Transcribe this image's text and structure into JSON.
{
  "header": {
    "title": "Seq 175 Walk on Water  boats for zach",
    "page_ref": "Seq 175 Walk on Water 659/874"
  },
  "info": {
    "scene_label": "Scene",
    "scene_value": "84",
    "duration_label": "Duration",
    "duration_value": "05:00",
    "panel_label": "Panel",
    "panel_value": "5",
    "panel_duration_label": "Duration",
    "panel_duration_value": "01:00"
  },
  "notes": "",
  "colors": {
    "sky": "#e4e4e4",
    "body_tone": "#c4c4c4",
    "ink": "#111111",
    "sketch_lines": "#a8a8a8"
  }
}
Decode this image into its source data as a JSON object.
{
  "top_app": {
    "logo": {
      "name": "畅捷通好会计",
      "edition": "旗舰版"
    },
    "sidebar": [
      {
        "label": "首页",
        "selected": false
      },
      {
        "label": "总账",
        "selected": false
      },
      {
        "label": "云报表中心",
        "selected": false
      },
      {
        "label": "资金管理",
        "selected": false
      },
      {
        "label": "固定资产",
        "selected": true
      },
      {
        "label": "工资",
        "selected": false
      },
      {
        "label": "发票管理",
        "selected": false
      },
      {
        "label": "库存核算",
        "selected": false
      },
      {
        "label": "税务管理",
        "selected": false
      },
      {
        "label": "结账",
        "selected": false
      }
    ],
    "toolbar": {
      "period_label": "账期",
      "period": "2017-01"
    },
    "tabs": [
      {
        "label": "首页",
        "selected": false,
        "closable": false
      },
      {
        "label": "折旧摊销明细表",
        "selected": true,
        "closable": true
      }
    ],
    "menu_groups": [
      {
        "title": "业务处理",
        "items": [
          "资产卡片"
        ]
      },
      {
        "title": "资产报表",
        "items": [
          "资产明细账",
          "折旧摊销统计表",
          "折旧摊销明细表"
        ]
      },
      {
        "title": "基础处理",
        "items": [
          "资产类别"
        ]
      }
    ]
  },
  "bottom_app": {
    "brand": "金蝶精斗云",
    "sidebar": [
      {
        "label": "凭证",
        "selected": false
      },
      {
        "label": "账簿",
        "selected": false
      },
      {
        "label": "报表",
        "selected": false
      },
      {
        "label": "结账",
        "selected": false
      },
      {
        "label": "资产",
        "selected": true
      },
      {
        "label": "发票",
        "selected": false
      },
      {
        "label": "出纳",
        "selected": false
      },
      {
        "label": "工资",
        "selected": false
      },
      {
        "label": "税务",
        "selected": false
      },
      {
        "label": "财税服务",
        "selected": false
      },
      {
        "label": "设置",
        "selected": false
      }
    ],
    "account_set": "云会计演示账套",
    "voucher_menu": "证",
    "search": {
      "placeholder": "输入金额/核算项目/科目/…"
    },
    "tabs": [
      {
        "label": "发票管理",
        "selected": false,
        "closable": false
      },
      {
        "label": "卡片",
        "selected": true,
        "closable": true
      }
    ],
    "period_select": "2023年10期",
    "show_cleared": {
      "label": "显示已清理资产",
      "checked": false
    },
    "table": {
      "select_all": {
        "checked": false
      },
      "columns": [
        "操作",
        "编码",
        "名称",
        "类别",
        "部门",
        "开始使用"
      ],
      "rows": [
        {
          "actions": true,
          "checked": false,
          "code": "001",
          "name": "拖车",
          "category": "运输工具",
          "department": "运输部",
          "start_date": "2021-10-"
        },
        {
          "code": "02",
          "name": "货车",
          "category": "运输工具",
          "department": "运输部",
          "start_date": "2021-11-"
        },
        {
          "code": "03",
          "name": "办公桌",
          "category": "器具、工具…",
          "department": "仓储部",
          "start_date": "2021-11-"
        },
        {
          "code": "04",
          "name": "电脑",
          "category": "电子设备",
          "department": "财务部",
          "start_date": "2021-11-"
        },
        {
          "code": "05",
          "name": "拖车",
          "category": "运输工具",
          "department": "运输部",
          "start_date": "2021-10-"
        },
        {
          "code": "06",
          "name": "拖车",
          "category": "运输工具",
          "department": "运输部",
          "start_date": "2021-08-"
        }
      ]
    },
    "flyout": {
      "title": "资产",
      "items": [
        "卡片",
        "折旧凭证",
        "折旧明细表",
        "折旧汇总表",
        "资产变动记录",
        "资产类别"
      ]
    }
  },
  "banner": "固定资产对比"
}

........

**Exercise task**
Show the data once more, exactly as it was written.

**Response below**
Transcribe this image's text and structure into JSON.
{
  "header": {
    "title": "Seq 175 Walk on Water  boats for zach",
    "page_ref": "Seq 175 Walk on Water 659/874"
  },
  "info": {
    "scene_label": "Scene",
    "scene_value": "84",
    "duration_label": "Duration",
    "duration_value": "05:00",
    "panel_label": "Panel",
    "panel_value": "5",
    "panel_duration_label": "Duration",
    "panel_duration_value": "01:00"
  },
  "notes": "",
  "colors": {
    "sky": "#e4e4e4",
    "body_tone": "#c4c4c4",
    "ink": "#111111",
    "sketch_lines": "#a8a8a8"
  }
}
Decode this image into its source data as a JSON object.
{
  "top_app": {
    "logo": {
      "name": "畅捷通好会计",
      "edition": "旗舰版"
    },
    "sidebar": [
      {
        "label": "首页",
        "selected": false
      },
      {
        "label": "总账",
        "selected": false
      },
      {
        "label": "云报表中心",
        "selected": false
      },
      {
        "label": "资金管理",
        "selected": false
      },
      {
        "label": "固定资产",
        "selected": true
      },
      {
        "label": "工资",
        "selected": false
      },
      {
        "label": "发票管理",
        "selected": false
      },
      {
        "label": "库存核算",
        "selected": false
      },
      {
        "label": "税务管理",
        "selected": false
      },
      {
        "label": "结账",
        "selected": false
      }
    ],
    "toolbar": {
      "period_label": "账期",
      "period": "2017-01"
    },
    "tabs": [
      {
        "label": "首页",
        "selected": false,
        "closable": false
      },
      {
        "label": "折旧摊销明细表",
        "selected": true,
        "closable": true
      }
    ],
    "menu_groups": [
      {
        "title": "业务处理",
        "items": [
          "资产卡片"
        ]
      },
      {
        "title": "资产报表",
        "items": [
          "资产明细账",
          "折旧摊销统计表",
          "折旧摊销明细表"
        ]
      },
      {
        "title": "基础处理",
        "items": [
          "资产类别"
        ]
      }
    ]
  },
  "bottom_app": {
    "brand": "金蝶精斗云",
    "sidebar": [
      {
        "label": "凭证",
        "selected": false
      },
      {
        "label": "账簿",
        "selected": false
      },
      {
        "label": "报表",
        "selected": false
      },
      {
        "label": "结账",
        "selected": false
      },
      {
        "label": "资产",
        "selected": true
      },
      {
        "label": "发票",
        "selected": false
      },
      {
        "label": "出纳",
        "selected": false
      },
      {
        "label": "工资",
        "selected": false
      },
      {
        "label": "税务",
        "selected": false
      },
      {
        "label": "财税服务",
        "selected": false
      },
      {
        "label": "设置",
        "selected": false
      }
    ],
    "account_set": "云会计演示账套",
    "voucher_menu": "证",
    "search": {
      "placeholder": "输入金额/核算项目/科目/…"
    },
    "tabs": [
      {
        "label": "发票管理",
        "selected": false,
        "closable": false
      },
      {
        "label": "卡片",
        "selected": true,
        "closable": true
      }
    ],
    "period_select": "2023年10期",
    "show_cleared": {
      "label": "显示已清理资产",
      "checked": false
    },
    "table": {
      "select_all": {
        "checked": false
      },
      "columns": [
        "操作",
        "编码",
        "名称",
        "类别",
        "部门",
        "开始使用"
      ],
      "rows": [
        {
          "actions": true,
          "checked": false,
          "code": "001",
          "name": "拖车",
          "category": "运输工具",
          "department": "运输部",
          "start_date": "2021-10-"
        },
        {
          "code": "02",
          "name": "货车",
          "category": "运输工具",
          "department": "运输部",
          "start_date": "2021-11-"
        },
        {
          "code": "03",
          "name": "办公桌",
          "category": "器具、工具…",
          "department": "仓储部",
          "start_date": "2021-11-"
        },
        {
          "code": "04",
          "name": "电脑",
          "category": "电子设备",
          "department": "财务部",
          "start_date": "2021-11-"
        },
        {
          "code": "05",
          "name": "拖车",
          "category": "运输工具",
          "department": "运输部",
          "start_date": "2021-10-"
        },
        {
          "code": "06",
          "name": "拖车",
          "category": "运输工具",
          "department": "运输部",
          "start_date": "2021-08-"
        }
      ]
    },
    "flyout": {
      "title": "资产",
      "items": [
        "卡片",
        "折旧凭证",
        "折旧明细表",
        "折旧汇总表",
        "资产变动记录",
        "资产类别"
      ]
    }
  },
  "banner": "固定资产对比"
}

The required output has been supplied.